- [Text provided]
The award is international, given to beaches all over the world, and Greece comes in with 624 beaches that made the 2026 list, second only to Spain.

Admittedly, it’s quite a long list to read, so we’vee read it for you and edited it down to the beaches worth visiting which also pair well with stays that sit on or close to them.

What does the flag flag actually mean? It is given only to beaches that meet a particular standard: water clean enough to pass a laboratory, lifeguards through the season, proper facilities, safe and gentle access to the sea.
It lasts a single year, so the whole thing has to be earned again every summer.

We have started in Athens, where most trips to Greece begin, and worked outward from there.

Blue Flag Beaches Greece

The Athens Riviera

Athens has its fair share of gorgeous beaches, and quite a large selection to choose from: 

Four Seasons Astir
Four Seasons Astir, Athens Riviera

Vouliagmeni

Astir Beach Club is the benchmark, a crescent of fine sand on a pine-covered cape, the water deep and calm. 

Four Seasons Astir Palace, with its own private beach section, separate from Astir Beach Club, opens straight onto it, twenty-five minutes from the Acropolis and a world away from it.

Cape Sounio
Cape Sounio, Athens Riviera

Sounio

Further south the flag flies at Cape Sounio, where you swim below the the Temple of Poseidon as the light turns to gold. No flag could certify a view like that; the water, at least, it can vouch for.

The Peloponnese

The mainland keeps its finest coast in the far southwest, where the olive groves of Messinia run almost into the sea. 

Voidokoilia, Peloponnese

Navarino

At Navarino, a single beach of golden sand stretches more than a kilometre along the dunes and turns deep amber as the sun drops into the water. Loggerheads still haul themselves ashore to nest. 

This is the flagged beach W Costa Navarino and Mandarin Oriental share, with nothing behind it but sand, grass and sky.

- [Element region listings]
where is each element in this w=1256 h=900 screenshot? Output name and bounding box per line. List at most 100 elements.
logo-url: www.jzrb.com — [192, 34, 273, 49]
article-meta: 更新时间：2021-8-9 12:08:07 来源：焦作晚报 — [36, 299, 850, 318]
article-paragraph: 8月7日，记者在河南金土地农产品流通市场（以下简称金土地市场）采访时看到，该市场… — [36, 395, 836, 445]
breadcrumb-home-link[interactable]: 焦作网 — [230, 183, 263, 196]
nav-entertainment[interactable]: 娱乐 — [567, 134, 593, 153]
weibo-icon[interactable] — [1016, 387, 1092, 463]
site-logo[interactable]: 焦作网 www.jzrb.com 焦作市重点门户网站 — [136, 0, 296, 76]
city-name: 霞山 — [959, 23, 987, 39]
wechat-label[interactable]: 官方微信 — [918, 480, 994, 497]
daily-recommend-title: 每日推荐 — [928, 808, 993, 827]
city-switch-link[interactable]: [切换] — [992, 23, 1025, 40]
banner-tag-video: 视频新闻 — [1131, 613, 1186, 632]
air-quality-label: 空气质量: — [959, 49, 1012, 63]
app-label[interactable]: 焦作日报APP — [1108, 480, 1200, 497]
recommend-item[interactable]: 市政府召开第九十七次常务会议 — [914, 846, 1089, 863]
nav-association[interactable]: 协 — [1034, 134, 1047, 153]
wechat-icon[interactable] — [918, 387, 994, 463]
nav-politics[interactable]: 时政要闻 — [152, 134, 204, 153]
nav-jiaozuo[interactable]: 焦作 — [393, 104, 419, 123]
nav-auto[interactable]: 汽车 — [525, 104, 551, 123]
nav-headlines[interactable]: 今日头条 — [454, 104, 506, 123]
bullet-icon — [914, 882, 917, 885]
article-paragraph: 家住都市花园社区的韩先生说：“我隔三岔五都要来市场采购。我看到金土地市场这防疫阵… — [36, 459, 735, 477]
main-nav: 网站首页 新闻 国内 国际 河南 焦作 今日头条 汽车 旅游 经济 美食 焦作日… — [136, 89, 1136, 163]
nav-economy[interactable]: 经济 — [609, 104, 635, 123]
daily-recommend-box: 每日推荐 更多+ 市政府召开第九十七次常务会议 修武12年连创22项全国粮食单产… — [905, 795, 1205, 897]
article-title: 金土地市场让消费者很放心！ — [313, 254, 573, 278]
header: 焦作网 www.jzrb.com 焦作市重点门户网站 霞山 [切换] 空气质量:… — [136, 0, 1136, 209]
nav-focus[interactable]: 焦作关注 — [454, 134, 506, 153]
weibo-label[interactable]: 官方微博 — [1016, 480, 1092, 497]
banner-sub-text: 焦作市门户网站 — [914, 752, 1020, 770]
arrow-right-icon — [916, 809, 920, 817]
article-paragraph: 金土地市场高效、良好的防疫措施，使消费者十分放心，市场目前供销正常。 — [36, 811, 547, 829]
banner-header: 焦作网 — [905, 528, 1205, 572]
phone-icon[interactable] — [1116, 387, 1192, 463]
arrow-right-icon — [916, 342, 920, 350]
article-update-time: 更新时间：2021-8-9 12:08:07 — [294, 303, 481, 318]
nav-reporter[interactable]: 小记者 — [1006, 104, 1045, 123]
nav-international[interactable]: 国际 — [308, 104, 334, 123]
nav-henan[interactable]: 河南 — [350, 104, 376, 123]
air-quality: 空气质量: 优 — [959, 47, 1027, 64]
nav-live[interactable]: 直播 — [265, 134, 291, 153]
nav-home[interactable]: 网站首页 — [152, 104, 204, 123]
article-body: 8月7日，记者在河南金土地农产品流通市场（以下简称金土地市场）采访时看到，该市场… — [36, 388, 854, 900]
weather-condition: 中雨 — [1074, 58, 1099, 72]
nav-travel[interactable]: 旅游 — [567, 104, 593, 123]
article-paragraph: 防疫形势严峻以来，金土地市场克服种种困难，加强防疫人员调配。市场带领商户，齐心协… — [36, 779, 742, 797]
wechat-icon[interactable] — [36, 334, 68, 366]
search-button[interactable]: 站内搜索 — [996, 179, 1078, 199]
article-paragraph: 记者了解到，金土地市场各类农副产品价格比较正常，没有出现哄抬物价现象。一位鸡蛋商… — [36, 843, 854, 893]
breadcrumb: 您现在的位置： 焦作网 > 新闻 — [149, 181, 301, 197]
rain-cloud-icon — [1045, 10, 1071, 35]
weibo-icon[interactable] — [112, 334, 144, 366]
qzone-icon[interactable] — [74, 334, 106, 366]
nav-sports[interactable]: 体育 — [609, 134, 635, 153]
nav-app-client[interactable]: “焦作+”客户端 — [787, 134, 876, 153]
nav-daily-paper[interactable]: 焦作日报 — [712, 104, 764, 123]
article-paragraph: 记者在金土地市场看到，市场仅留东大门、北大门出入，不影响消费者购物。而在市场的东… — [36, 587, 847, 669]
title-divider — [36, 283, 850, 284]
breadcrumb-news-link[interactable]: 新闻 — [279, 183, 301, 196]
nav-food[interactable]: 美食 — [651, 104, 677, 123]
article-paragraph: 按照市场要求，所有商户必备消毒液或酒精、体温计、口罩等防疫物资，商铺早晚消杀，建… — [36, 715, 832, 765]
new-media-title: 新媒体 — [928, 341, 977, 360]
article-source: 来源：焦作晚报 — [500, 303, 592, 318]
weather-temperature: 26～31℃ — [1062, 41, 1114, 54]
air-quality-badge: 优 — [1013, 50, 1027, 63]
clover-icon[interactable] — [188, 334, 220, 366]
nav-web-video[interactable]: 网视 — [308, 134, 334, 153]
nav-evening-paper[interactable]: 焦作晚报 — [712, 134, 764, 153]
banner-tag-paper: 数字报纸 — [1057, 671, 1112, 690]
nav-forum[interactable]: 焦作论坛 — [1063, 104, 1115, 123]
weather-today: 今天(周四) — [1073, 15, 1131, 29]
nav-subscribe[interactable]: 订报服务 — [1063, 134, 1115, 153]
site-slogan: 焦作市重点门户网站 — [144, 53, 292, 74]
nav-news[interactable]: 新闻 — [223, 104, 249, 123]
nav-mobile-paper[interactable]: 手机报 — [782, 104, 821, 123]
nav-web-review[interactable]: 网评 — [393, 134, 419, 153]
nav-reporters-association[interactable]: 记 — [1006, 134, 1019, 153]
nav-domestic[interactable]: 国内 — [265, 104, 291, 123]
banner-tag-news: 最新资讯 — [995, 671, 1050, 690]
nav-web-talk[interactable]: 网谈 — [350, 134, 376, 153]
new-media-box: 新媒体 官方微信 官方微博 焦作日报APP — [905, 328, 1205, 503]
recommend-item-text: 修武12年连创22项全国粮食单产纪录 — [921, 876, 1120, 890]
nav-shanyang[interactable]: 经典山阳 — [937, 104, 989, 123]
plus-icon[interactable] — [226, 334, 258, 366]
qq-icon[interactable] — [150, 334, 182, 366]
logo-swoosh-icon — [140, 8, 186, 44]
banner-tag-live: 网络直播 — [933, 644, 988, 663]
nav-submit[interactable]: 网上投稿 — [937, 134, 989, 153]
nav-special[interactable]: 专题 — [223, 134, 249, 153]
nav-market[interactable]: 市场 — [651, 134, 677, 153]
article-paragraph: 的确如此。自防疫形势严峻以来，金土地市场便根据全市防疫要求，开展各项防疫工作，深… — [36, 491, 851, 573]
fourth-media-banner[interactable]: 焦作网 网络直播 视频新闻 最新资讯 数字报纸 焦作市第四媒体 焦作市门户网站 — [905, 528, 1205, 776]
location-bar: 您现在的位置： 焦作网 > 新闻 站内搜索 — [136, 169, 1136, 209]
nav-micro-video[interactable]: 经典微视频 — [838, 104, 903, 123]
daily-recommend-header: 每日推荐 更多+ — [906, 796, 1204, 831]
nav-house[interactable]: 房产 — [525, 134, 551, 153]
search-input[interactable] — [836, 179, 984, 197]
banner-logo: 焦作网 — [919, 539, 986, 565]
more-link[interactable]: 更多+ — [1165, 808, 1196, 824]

- [Problem set]
a: In the passage on Blue Flag beaches in Greece above, reproduce word for word the stretch from "The Athens Riviera" through "deep and calm.".
b: Pull out every line of the records that contains the string "link".

- [Outputs in order]
a:
The Athens Riviera

Athens has its fair share of gorgeous beaches, and quite a large selection to choose from: 

Four Seasons Astir
Four Seasons Astir, Athens Riviera

Vouliagmeni

Astir Beach Club is the benchmark, a crescent of fine sand on a pine-covered cape, the water deep and calm.

b:
breadcrumb-home-link[interactable]: 焦作网 — [230, 183, 263, 196]
city-switch-link[interactable]: [切换] — [992, 23, 1025, 40]
breadcrumb-news-link[interactable]: 新闻 — [279, 183, 301, 196]
more-link[interactable]: 更多+ — [1165, 808, 1196, 824]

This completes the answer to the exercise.